GOAL OF THE EXERCISE. Copy out all the entries exactly.

DATA SHOWN.
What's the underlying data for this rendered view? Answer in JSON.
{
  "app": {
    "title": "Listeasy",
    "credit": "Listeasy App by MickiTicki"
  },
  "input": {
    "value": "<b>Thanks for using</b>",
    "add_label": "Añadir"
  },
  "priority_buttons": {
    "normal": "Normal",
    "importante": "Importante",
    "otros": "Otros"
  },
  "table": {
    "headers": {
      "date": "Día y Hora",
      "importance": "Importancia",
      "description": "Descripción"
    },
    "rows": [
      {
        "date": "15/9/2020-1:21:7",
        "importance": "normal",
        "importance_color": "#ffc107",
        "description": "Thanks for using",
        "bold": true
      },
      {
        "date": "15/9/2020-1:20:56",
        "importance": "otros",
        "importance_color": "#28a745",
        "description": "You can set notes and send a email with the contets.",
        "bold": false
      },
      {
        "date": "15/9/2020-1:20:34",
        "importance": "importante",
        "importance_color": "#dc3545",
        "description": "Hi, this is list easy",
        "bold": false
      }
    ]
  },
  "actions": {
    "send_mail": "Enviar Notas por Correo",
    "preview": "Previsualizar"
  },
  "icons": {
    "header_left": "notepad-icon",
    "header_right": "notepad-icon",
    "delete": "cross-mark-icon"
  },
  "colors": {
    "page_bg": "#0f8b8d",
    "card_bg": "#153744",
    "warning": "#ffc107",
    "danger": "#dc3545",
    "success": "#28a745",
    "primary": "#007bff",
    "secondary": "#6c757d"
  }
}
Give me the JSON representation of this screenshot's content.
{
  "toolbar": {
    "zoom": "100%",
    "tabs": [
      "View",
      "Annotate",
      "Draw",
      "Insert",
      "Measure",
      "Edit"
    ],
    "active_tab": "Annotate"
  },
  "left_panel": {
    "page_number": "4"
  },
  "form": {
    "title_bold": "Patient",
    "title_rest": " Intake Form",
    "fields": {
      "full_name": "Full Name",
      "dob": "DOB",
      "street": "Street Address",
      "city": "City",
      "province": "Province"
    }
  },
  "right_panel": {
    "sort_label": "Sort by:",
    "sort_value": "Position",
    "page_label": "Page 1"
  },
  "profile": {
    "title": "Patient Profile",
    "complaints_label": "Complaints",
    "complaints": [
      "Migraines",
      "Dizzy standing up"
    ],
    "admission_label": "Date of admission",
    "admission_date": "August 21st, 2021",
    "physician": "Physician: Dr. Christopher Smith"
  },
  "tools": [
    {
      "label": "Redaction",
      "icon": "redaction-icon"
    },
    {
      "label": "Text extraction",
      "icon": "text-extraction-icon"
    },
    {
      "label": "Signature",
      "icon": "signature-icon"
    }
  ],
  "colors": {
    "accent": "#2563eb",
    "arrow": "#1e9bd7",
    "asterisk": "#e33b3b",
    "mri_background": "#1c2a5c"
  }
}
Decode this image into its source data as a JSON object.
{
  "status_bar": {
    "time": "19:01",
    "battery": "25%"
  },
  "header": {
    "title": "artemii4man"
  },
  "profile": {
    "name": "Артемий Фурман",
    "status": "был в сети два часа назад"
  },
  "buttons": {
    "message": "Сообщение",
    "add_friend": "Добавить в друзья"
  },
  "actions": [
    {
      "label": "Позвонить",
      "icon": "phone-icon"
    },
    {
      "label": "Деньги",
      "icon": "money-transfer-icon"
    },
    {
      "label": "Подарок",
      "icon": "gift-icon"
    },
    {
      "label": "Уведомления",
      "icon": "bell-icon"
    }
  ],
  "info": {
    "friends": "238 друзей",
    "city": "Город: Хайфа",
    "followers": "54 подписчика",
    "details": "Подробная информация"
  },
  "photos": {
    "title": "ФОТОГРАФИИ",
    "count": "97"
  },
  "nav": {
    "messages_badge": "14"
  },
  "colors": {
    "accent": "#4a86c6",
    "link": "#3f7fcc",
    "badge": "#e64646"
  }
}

EXPECTED ANSWER.
What's the underlying data for this rendered view? Answer in JSON.
{
  "app": {
    "title": "Listeasy",
    "credit": "Listeasy App by MickiTicki"
  },
  "input": {
    "value": "<b>Thanks for using</b>",
    "add_label": "Añadir"
  },
  "priority_buttons": {
    "normal": "Normal",
    "importante": "Importante",
    "otros": "Otros"
  },
  "table": {
    "headers": {
      "date": "Día y Hora",
      "importance": "Importancia",
      "description": "Descripción"
    },
    "rows": [
      {
        "date": "15/9/2020-1:21:7",
        "importance": "normal",
        "importance_color": "#ffc107",
        "description": "Thanks for using",
        "bold": true
      },
      {
        "date": "15/9/2020-1:20:56",
        "importance": "otros",
        "importance_color": "#28a745",
        "description": "You can set notes and send a email with the contets.",
        "bold": false
      },
      {
        "date": "15/9/2020-1:20:34",
        "importance": "importante",
        "importance_color": "#dc3545",
        "description": "Hi, this is list easy",
        "bold": false
      }
    ]
  },
  "actions": {
    "send_mail": "Enviar Notas por Correo",
    "preview": "Previsualizar"
  },
  "icons": {
    "header_left": "notepad-icon",
    "header_right": "notepad-icon",
    "delete": "cross-mark-icon"
  },
  "colors": {
    "page_bg": "#0f8b8d",
    "card_bg": "#153744",
    "warning": "#ffc107",
    "danger": "#dc3545",
    "success": "#28a745",
    "primary": "#007bff",
    "secondary": "#6c757d"
  }
}
Give me the JSON representation of this screenshot's content.
{
  "toolbar": {
    "zoom": "100%",
    "tabs": [
      "View",
      "Annotate",
      "Draw",
      "Insert",
      "Measure",
      "Edit"
    ],
    "active_tab": "Annotate"
  },
  "left_panel": {
    "page_number": "4"
  },
  "form": {
    "title_bold": "Patient",
    "title_rest": " Intake Form",
    "fields": {
      "full_name": "Full Name",
      "dob": "DOB",
      "street": "Street Address",
      "city": "City",
      "province": "Province"
    }
  },
  "right_panel": {
    "sort_label": "Sort by:",
    "sort_value": "Position",
    "page_label": "Page 1"
  },
  "profile": {
    "title": "Patient Profile",
    "complaints_label": "Complaints",
    "complaints": [
      "Migraines",
      "Dizzy standing up"
    ],
    "admission_label": "Date of admission",
    "admission_date": "August 21st, 2021",
    "physician": "Physician: Dr. Christopher Smith"
  },
  "tools": [
    {
      "label": "Redaction",
      "icon": "redaction-icon"
    },
    {
      "label": "Text extraction",
      "icon": "text-extraction-icon"
    },
    {
      "label": "Signature",
      "icon": "signature-icon"
    }
  ],
  "colors": {
    "accent": "#2563eb",
    "arrow": "#1e9bd7",
    "asterisk": "#e33b3b",
    "mri_background": "#1c2a5c"
  }
}
Decode this image into its source data as a JSON object.
{
  "status_bar": {
    "time": "19:01",
    "battery": "25%"
  },
  "header": {
    "title": "artemii4man"
  },
  "profile": {
    "name": "Артемий Фурман",
    "status": "был в сети два часа назад"
  },
  "buttons": {
    "message": "Сообщение",
    "add_friend": "Добавить в друзья"
  },
  "actions": [
    {
      "label": "Позвонить",
      "icon": "phone-icon"
    },
    {
      "label": "Деньги",
      "icon": "money-transfer-icon"
    },
    {
      "label": "Подарок",
      "icon": "gift-icon"
    },
    {
      "label": "Уведомления",
      "icon": "bell-icon"
    }
  ],
  "info": {
    "friends": "238 друзей",
    "city": "Город: Хайфа",
    "followers": "54 подписчика",
    "details": "Подробная информация"
  },
  "photos": {
    "title": "ФОТОГРАФИИ",
    "count": "97"
  },
  "nav": {
    "messages_badge": "14"
  },
  "colors": {
    "accent": "#4a86c6",
    "link": "#3f7fcc",
    "badge": "#e64646"
  }
}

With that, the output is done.